Im glad ur feeling a little stronger, your two little ones are very lucky to have you and you are lucky to have them, im sure they will be able to guide you through the dark days.
I think not only letting go of ur baby is heartbreaking but so is losing those hopes and dreams u were carrying with you, but you will have those again hun.
Im remembering you and yours in my prayers. :hugs:


----------



## BlackBerry25

I bled for over 2 weeks with my m/c. I had it at 10 weeks, and it was a blighted ovum. My doctor made me do it naturally. I bled heavily for two weeks, with heavy clotting. I finally passed the sac and the bleeding instantly stopped.


----------



## Broasca

hi, can anyone help me please, i am 10 weeks pregnant and this is my first baby, last wednesday i started to bleed everytime i done any activity. I have since been told to have complete bed rest which i am doing but still slightly bleed occasionaly. A nurse has got me an early scan and i have done 2 extra pregnancy test's which both are positive.
• • •
■ USING THE INFORMATION ■
(A) Edit the thread from "I bled for over" through "both are positive.", replacing "nurse" with "midwife".
(B) Answer these questions from the thread:
(i) How far along was BlackBerry25 at the time of the miscarriage?
(ii) How many extra pregnancy tests has Broasca done, and what did they show?
(iii) In the first post, where does the writer say they are remembering the reader and family?
The data that follows comes from a different source than the thread.
• • •
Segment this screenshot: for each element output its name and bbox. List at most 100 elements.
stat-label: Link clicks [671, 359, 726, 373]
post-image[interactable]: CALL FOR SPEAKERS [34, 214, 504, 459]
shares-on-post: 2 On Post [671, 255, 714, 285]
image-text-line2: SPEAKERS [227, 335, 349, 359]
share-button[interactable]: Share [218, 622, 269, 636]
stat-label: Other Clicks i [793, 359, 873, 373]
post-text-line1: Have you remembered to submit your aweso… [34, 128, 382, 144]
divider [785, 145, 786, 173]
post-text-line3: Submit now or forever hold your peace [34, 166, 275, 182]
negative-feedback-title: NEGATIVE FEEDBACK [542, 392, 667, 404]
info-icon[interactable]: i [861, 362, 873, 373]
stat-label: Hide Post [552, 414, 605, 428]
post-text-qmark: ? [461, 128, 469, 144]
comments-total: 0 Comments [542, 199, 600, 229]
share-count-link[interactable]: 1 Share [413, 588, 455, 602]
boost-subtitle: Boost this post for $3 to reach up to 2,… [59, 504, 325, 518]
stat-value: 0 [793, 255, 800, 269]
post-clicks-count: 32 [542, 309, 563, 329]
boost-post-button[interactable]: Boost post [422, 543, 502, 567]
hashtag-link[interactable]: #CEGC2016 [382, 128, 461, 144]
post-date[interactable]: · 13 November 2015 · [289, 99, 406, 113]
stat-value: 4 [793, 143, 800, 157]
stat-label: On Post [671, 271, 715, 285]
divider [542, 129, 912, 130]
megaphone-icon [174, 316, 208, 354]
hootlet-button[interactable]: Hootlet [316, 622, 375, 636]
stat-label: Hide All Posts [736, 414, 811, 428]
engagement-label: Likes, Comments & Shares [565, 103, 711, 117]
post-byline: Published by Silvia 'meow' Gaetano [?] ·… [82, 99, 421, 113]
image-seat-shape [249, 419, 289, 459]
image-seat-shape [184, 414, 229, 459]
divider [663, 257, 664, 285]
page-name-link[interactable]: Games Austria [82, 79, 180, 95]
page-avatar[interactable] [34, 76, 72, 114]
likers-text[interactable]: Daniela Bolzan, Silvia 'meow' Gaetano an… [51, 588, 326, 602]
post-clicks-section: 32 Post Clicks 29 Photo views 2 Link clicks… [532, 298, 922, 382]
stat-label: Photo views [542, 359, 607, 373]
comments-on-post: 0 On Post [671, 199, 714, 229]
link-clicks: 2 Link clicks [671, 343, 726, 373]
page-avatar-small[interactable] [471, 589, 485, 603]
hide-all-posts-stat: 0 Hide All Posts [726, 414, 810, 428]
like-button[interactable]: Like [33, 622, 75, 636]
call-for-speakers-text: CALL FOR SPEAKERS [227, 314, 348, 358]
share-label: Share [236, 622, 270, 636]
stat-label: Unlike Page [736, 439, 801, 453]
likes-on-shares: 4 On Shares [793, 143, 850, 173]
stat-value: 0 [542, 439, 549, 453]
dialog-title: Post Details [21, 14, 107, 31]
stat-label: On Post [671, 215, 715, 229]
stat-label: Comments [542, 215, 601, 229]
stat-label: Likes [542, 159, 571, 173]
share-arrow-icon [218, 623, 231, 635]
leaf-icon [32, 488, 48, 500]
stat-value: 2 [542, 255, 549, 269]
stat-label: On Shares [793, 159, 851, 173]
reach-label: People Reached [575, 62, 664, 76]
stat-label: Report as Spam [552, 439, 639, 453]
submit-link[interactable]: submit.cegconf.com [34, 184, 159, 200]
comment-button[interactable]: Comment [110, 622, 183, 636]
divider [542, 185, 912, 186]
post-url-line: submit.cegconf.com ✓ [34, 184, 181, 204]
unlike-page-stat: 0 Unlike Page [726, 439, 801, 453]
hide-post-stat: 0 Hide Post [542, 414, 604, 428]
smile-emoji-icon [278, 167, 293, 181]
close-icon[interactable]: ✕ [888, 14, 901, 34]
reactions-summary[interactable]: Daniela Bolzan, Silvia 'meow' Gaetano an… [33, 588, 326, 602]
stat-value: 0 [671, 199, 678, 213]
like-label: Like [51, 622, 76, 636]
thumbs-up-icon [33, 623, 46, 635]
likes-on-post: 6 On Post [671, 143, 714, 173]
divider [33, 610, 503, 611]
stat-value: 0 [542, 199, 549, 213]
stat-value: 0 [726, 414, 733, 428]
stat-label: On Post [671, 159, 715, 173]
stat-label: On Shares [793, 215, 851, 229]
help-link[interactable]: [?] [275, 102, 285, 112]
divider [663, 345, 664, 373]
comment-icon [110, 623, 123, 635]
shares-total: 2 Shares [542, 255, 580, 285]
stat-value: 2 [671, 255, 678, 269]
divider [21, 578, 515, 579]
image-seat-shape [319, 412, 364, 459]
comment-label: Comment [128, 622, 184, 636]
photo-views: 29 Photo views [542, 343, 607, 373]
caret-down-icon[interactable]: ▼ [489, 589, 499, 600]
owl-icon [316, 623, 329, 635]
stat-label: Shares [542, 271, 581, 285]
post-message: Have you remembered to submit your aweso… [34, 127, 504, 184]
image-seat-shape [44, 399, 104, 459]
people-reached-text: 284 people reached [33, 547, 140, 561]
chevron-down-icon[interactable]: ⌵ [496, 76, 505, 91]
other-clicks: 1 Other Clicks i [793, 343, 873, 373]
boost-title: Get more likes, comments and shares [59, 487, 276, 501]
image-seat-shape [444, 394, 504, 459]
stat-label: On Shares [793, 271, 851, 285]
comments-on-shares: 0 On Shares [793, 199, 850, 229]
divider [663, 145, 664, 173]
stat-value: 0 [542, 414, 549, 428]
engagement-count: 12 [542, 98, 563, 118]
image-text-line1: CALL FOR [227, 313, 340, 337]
• • •
■ ANSWERS GIVEN ■
(A)
I bled for over 2 weeks with my m/c. I had it at 10 weeks, and it was a blighted ovum. My doctor made me do it naturally. I bled heavily for two weeks, with heavy clotting. I finally passed the sac and the bleeding instantly stopped.


----------



## Broasca

hi, can anyone help me please, i am 10 weeks pregnant and this is my first baby, last wednesday i started to bleed everytime i done any activity. I have since been told to have complete bed rest which i am doing but still slightly bleed occasionaly. A midwife has got me an early scan and i have done 2 extra pregnancy test's which both are positive.

(B)
(i) 10 weeks.
(ii) Two, and both were positive.
(iii) In their prayers.